> _Set task_
Repeat each record below exactly, dropping the pictures.

> _Records that describe figures_
#####
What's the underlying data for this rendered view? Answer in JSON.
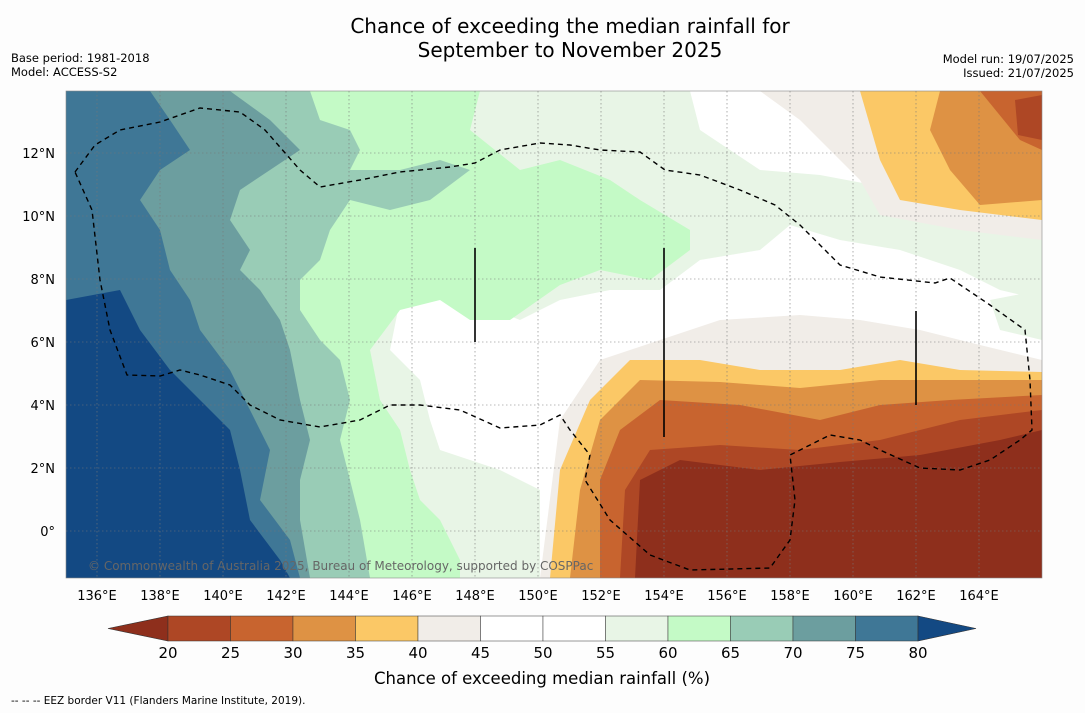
{
  "title_line1": "Chance of exceeding the median rainfall for",
  "title_line2": "September to November 2025",
  "base_period": "Base period: 1981-2018",
  "model": "Model: ACCESS-S2",
  "model_run": "Model run: 19/07/2025",
  "issued": "Issued: 21/07/2025",
  "credit": "© Commonwealth of Australia 2025, Bureau of Meteorology, supported by COSPPac",
  "footer": "-- -- -- EEZ border V11 (Flanders Marine Institute, 2019).",
  "map": {
    "lon_range": [
      135,
      166
    ],
    "lat_range": [
      -1.5,
      14
    ],
    "lon_ticks": [
      "136°E",
      "138°E",
      "140°E",
      "142°E",
      "144°E",
      "146°E",
      "148°E",
      "150°E",
      "152°E",
      "154°E",
      "156°E",
      "158°E",
      "160°E",
      "162°E",
      "164°E"
    ],
    "lat_ticks": [
      "0°",
      "2°N",
      "4°N",
      "6°N",
      "8°N",
      "10°N",
      "12°N"
    ],
    "grid": true,
    "overlay": "EEZ border (dashed)"
  },
  "colorbar": {
    "label": "Chance of exceeding median rainfall (%)",
    "ticks": [
      "20",
      "25",
      "30",
      "35",
      "40",
      "45",
      "50",
      "55",
      "60",
      "65",
      "70",
      "75",
      "80"
    ],
    "colors": [
      "#8e2f1c",
      "#ae4725",
      "#c8642f",
      "#de9244",
      "#fbc866",
      "#f1ede8",
      "#ffffff",
      "#ffffff",
      "#e8f5e6",
      "#c4fac6",
      "#99ccb6",
      "#6c9e9f",
      "#3f7796",
      "#134983"
    ],
    "extend": "both"
  }
}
#####
> _Complete output_
What's the underlying data for this rendered view? Answer in JSON.
{
  "title_line1": "Chance of exceeding the median rainfall for",
  "title_line2": "September to November 2025",
  "base_period": "Base period: 1981-2018",
  "model": "Model: ACCESS-S2",
  "model_run": "Model run: 19/07/2025",
  "issued": "Issued: 21/07/2025",
  "credit": "© Commonwealth of Australia 2025, Bureau of Meteorology, supported by COSPPac",
  "footer": "-- -- -- EEZ border V11 (Flanders Marine Institute, 2019).",
  "map": {
    "lon_range": [
      135,
      166
    ],
    "lat_range": [
      -1.5,
      14
    ],
    "lon_ticks": [
      "136°E",
      "138°E",
      "140°E",
      "142°E",
      "144°E",
      "146°E",
      "148°E",
      "150°E",
      "152°E",
      "154°E",
      "156°E",
      "158°E",
      "160°E",
      "162°E",
      "164°E"
    ],
    "lat_ticks": [
      "0°",
      "2°N",
      "4°N",
      "6°N",
      "8°N",
      "10°N",
      "12°N"
    ],
    "grid": true,
    "overlay": "EEZ border (dashed)"
  },
  "colorbar": {
    "label": "Chance of exceeding median rainfall (%)",
    "ticks": [
      "20",
      "25",
      "30",
      "35",
      "40",
      "45",
      "50",
      "55",
      "60",
      "65",
      "70",
      "75",
      "80"
    ],
    "colors": [
      "#8e2f1c",
      "#ae4725",
      "#c8642f",
      "#de9244",
      "#fbc866",
      "#f1ede8",
      "#ffffff",
      "#ffffff",
      "#e8f5e6",
      "#c4fac6",
      "#99ccb6",
      "#6c9e9f",
      "#3f7796",
      "#134983"
    ],
    "extend": "both"
  }
}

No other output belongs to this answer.